■ **Request**:
Transcribe each record exactly. Include every one.

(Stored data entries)
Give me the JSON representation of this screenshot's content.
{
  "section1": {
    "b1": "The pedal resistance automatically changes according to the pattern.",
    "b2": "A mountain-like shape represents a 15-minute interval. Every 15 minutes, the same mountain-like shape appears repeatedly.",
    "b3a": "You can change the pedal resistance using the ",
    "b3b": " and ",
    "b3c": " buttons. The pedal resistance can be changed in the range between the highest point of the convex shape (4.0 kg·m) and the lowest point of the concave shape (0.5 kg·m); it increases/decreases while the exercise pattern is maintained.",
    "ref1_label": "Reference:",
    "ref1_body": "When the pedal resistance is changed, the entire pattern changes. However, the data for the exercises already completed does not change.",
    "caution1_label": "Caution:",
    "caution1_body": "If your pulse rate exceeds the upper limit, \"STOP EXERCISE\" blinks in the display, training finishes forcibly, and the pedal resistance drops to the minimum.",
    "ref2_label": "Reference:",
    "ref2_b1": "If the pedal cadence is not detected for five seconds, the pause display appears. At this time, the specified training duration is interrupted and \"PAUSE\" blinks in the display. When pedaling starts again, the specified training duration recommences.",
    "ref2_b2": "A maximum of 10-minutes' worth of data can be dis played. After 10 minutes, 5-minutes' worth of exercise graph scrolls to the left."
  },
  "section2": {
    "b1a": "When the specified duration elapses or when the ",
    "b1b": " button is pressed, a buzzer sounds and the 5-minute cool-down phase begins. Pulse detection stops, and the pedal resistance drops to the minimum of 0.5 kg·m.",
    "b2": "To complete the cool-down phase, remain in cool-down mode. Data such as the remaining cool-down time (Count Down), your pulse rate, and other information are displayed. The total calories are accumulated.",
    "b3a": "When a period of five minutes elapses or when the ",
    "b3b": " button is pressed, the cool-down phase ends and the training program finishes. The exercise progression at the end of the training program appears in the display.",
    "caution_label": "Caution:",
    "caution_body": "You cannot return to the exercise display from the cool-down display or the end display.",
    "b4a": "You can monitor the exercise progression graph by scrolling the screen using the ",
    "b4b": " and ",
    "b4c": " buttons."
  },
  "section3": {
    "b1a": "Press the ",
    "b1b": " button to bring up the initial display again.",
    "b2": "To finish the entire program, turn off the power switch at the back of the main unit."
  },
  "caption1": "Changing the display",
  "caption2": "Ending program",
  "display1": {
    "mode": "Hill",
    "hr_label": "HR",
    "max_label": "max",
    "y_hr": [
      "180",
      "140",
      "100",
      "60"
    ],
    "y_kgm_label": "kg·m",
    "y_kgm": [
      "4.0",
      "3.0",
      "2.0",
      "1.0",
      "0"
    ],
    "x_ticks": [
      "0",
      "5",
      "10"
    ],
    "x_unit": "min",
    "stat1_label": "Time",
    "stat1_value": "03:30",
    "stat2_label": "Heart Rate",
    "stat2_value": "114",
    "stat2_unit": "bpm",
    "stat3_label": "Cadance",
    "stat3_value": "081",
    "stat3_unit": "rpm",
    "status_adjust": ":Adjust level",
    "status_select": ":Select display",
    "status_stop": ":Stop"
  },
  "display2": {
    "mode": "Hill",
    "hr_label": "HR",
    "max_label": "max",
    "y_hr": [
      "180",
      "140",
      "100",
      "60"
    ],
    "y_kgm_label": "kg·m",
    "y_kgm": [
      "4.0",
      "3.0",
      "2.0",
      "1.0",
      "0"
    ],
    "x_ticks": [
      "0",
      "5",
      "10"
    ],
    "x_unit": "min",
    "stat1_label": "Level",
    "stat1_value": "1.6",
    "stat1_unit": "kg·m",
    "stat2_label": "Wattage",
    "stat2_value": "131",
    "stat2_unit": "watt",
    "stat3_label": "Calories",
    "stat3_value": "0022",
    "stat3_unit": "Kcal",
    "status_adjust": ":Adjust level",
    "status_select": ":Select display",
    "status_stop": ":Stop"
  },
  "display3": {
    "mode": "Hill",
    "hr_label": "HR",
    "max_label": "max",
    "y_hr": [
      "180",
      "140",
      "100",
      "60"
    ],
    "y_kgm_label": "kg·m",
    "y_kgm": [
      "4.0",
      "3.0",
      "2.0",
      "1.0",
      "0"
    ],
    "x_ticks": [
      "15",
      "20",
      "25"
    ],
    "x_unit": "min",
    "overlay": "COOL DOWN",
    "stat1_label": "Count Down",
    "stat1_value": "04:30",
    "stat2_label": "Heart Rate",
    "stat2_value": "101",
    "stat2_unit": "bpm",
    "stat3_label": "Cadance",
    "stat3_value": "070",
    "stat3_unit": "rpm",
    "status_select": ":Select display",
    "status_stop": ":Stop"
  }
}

■ **Written solution**:
Give me the JSON representation of this screenshot's content.
{
  "section1": {
    "b1": "The pedal resistance automatically changes according to the pattern.",
    "b2": "A mountain-like shape represents a 15-minute interval. Every 15 minutes, the same mountain-like shape appears repeatedly.",
    "b3a": "You can change the pedal resistance using the ",
    "b3b": " and ",
    "b3c": " buttons. The pedal resistance can be changed in the range between the highest point of the convex shape (4.0 kg·m) and the lowest point of the concave shape (0.5 kg·m); it increases/decreases while the exercise pattern is maintained.",
    "ref1_label": "Reference:",
    "ref1_body": "When the pedal resistance is changed, the entire pattern changes. However, the data for the exercises already completed does not change.",
    "caution1_label": "Caution:",
    "caution1_body": "If your pulse rate exceeds the upper limit, \"STOP EXERCISE\" blinks in the display, training finishes forcibly, and the pedal resistance drops to the minimum.",
    "ref2_label": "Reference:",
    "ref2_b1": "If the pedal cadence is not detected for five seconds, the pause display appears. At this time, the specified training duration is interrupted and \"PAUSE\" blinks in the display. When pedaling starts again, the specified training duration recommences.",
    "ref2_b2": "A maximum of 10-minutes' worth of data can be dis played. After 10 minutes, 5-minutes' worth of exercise graph scrolls to the left."
  },
  "section2": {
    "b1a": "When the specified duration elapses or when the ",
    "b1b": " button is pressed, a buzzer sounds and the 5-minute cool-down phase begins. Pulse detection stops, and the pedal resistance drops to the minimum of 0.5 kg·m.",
    "b2": "To complete the cool-down phase, remain in cool-down mode. Data such as the remaining cool-down time (Count Down), your pulse rate, and other information are displayed. The total calories are accumulated.",
    "b3a": "When a period of five minutes elapses or when the ",
    "b3b": " button is pressed, the cool-down phase ends and the training program finishes. The exercise progression at the end of the training program appears in the display.",
    "caution_label": "Caution:",
    "caution_body": "You cannot return to the exercise display from the cool-down display or the end display.",
    "b4a": "You can monitor the exercise progression graph by scrolling the screen using the ",
    "b4b": " and ",
    "b4c": " buttons."
  },
  "section3": {
    "b1a": "Press the ",
    "b1b": " button to bring up the initial display again.",
    "b2": "To finish the entire program, turn off the power switch at the back of the main unit."
  },
  "caption1": "Changing the display",
  "caption2": "Ending program",
  "display1": {
    "mode": "Hill",
    "hr_label": "HR",
    "max_label": "max",
    "y_hr": [
      "180",
      "140",
      "100",
      "60"
    ],
    "y_kgm_label": "kg·m",
    "y_kgm": [
      "4.0",
      "3.0",
      "2.0",
      "1.0",
      "0"
    ],
    "x_ticks": [
      "0",
      "5",
      "10"
    ],
    "x_unit": "min",
    "stat1_label": "Time",
    "stat1_value": "03:30",
    "stat2_label": "Heart Rate",
    "stat2_value": "114",
    "stat2_unit": "bpm",
    "stat3_label": "Cadance",
    "stat3_value": "081",
    "stat3_unit": "rpm",
    "status_adjust": ":Adjust level",
    "status_select": ":Select display",
    "status_stop": ":Stop"
  },
  "display2": {
    "mode": "Hill",
    "hr_label": "HR",
    "max_label": "max",
    "y_hr": [
      "180",
      "140",
      "100",
      "60"
    ],
    "y_kgm_label": "kg·m",
    "y_kgm": [
      "4.0",
      "3.0",
      "2.0",
      "1.0",
      "0"
    ],
    "x_ticks": [
      "0",
      "5",
      "10"
    ],
    "x_unit": "min",
    "stat1_label": "Level",
    "stat1_value": "1.6",
    "stat1_unit": "kg·m",
    "stat2_label": "Wattage",
    "stat2_value": "131",
    "stat2_unit": "watt",
    "stat3_label": "Calories",
    "stat3_value": "0022",
    "stat3_unit": "Kcal",
    "status_adjust": ":Adjust level",
    "status_select": ":Select display",
    "status_stop": ":Stop"
  },
  "display3": {
    "mode": "Hill",
    "hr_label": "HR",
    "max_label": "max",
    "y_hr": [
      "180",
      "140",
      "100",
      "60"
    ],
    "y_kgm_label": "kg·m",
    "y_kgm": [
      "4.0",
      "3.0",
      "2.0",
      "1.0",
      "0"
    ],
    "x_ticks": [
      "15",
      "20",
      "25"
    ],
    "x_unit": "min",
    "overlay": "COOL DOWN",
    "stat1_label": "Count Down",
    "stat1_value": "04:30",
    "stat2_label": "Heart Rate",
    "stat2_value": "101",
    "stat2_unit": "bpm",
    "stat3_label": "Cadance",
    "stat3_value": "070",
    "stat3_unit": "rpm",
    "status_select": ":Select display",
    "status_stop": ":Stop"
  }
}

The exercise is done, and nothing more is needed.